_ACTIONS TO TAKE_
• A. In the Herbert Geer history, rewrite the section starting at "The firm was" and ending at "the firm today.", putting "property law practice" in place of "conveyancing practice".
• B. Answer these questions about the Herbert Geer history:
(i) On what date was the firm founded?
(ii) In what year did Geoffrey Herbert join Keith Geer's practice?
(iii) In what year was the Niddrie office sold?
• C. Restate the paragraph of the Herbert Geer history beginning "The firm was known as Herbert & Geer" as a concise list that keeps its main facts.

Herbert Geer was an Australian  commercial law firm with offices located in Melbourne, Sydney and Brisbane.

History
The law firm of Herbert Geer was founded on 26 January 1939 when Keith Geer commenced his sole practice in Bank Place, off Collins Street, Melbourne.  After the disruption of the Second World War, Keith Geer resumed his practice and was joined in 1946 by Geoffrey Herbert, who continued to operate from his office in Black Rock.

The firm was known as Herbert & Geer and was largely a conveyancing practice. In 1950 the partnership expanded further with the addition of Eric Rundle and in 1960 it assumed the name, Herbert Geer & Rundle. In 1962 the Melbourne office relocated to 113 William Street, taking with it a total of ten partners and staff and three residents in the office at Black Rock. At about this time the firm purchased an office in Niddrie at the request of the Bank of New South Wales, for professional expansion in this area. This office was sold in 1988. Between 1962 and 1970, three small practices were absorbed into Herbert Geer & Rundle; Farmer & Ramsay, Williams & Matthews and the office of Cyril Brooks. Many clients from these three firms are still associated with the firm today.

_MATERIAL SUPPLIED_

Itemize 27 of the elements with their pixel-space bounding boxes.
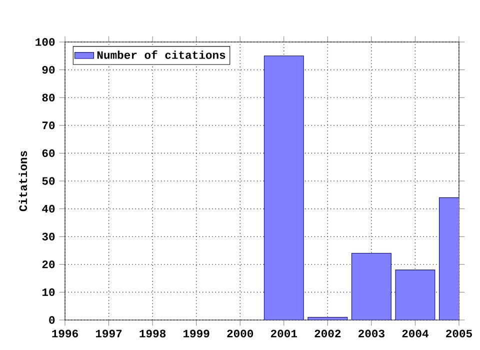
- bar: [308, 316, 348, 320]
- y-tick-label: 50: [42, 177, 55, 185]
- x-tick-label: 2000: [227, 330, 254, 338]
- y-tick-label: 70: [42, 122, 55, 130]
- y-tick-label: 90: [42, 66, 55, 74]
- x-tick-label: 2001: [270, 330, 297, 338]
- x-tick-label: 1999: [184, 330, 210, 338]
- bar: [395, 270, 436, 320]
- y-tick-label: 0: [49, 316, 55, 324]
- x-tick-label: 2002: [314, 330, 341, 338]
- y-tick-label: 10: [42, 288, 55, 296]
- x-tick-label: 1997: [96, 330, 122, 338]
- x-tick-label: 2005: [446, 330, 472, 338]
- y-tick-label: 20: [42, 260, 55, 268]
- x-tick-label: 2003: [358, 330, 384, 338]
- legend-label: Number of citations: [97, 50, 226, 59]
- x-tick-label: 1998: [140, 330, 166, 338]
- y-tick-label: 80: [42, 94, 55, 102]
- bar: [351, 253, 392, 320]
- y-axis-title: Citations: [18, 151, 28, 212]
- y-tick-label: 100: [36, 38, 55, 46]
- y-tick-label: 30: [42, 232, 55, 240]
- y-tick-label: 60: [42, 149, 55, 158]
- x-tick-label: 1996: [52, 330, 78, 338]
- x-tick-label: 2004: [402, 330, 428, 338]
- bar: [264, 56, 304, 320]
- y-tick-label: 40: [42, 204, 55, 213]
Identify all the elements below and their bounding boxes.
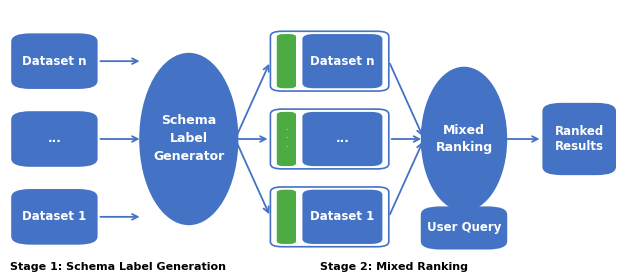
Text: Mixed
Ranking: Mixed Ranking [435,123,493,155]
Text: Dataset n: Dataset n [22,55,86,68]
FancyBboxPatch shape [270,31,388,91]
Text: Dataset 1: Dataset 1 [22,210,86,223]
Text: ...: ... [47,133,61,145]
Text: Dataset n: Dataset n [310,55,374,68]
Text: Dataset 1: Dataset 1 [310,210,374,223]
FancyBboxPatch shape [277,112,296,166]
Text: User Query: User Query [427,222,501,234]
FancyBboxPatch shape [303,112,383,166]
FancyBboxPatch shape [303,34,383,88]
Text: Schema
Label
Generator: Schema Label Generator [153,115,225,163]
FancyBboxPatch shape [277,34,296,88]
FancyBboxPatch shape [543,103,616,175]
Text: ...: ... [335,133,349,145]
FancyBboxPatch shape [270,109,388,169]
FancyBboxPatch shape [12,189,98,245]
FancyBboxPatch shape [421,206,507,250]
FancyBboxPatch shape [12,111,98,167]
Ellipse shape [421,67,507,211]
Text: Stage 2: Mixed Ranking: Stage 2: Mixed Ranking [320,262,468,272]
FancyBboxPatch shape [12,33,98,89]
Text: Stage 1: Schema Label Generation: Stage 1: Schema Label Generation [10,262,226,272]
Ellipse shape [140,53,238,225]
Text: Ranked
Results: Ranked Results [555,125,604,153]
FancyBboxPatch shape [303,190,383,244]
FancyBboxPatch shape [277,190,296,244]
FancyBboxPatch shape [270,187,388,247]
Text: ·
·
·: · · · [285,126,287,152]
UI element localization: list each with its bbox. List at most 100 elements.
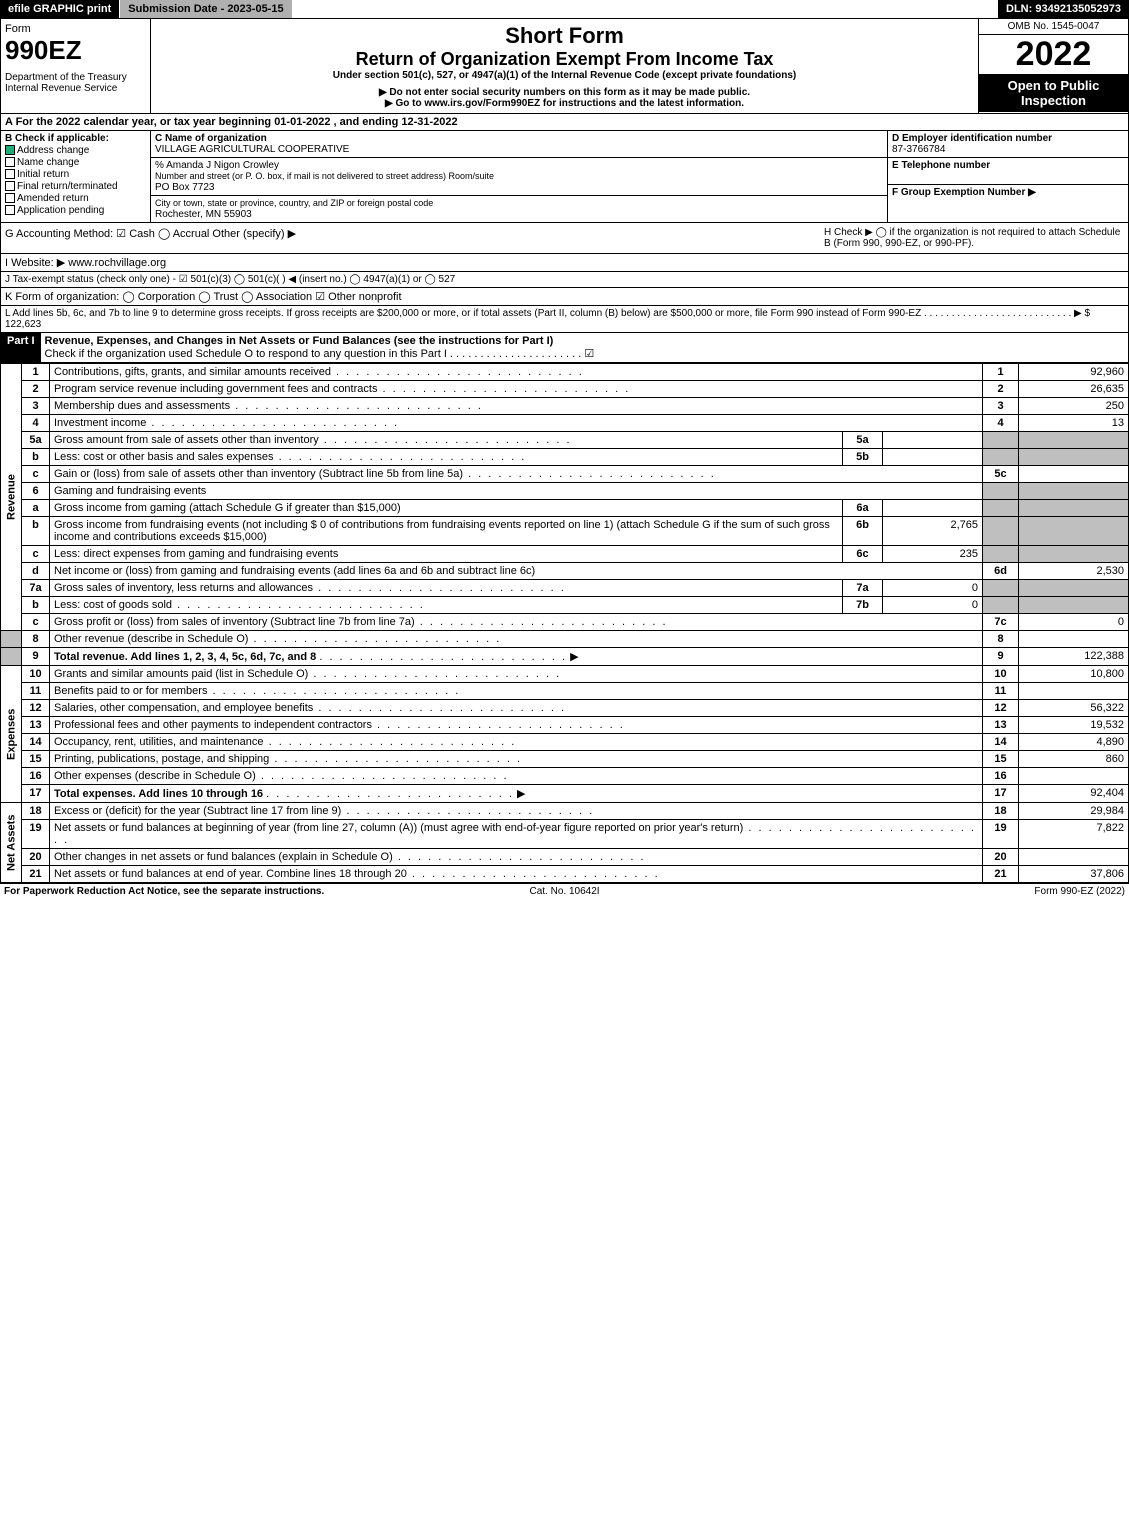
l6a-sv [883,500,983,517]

_SOLUTION SET_
• A.
The firm was known as Herbert & Geer and was largely a property law practice. In 1950 the partnership expanded further with the addition of Eric Rundle and in 1960 it assumed the name, Herbert Geer & Rundle. In 1962 the Melbourne office relocated to 113 William Street, taking with it a total of ten partners and staff and three residents in the office at Black Rock. At about this time the firm purchased an office in Niddrie at the request of the Bank of New South Wales, for professional expansion in this area. This office was sold in 1988. Between 1962 and 1970, three small practices were absorbed into Herbert Geer & Rundle; Farmer & Ramsay, Williams & Matthews and the office of Cyril Brooks. Many clients from these three firms are still associated with the firm today.

• B.
(i) 26 January 1939
(ii) 1946
(iii) 1988

• C.
- The firm was first known as Herbert & Geer and was mainly a conveyancing practice.
- In 1950, Eric Rundle joined the partnership.
- In 1960, the firm took the name Herbert Geer & Rundle.
- In 1962, the Melbourne office moved to 113 William Street with ten partners and staff. Three people remained at the Black Rock office.
- Around that time, the firm bought an office in Niddrie at the request of the Bank of New South Wales. That office was sold in 1988.
- Between 1962 and 1970, the firm absorbed three small practices: Farmer & Ramsay, Williams & Matthews, and the office of Cyril Brooks.
- Many clients of those three practices are still associated with the firm.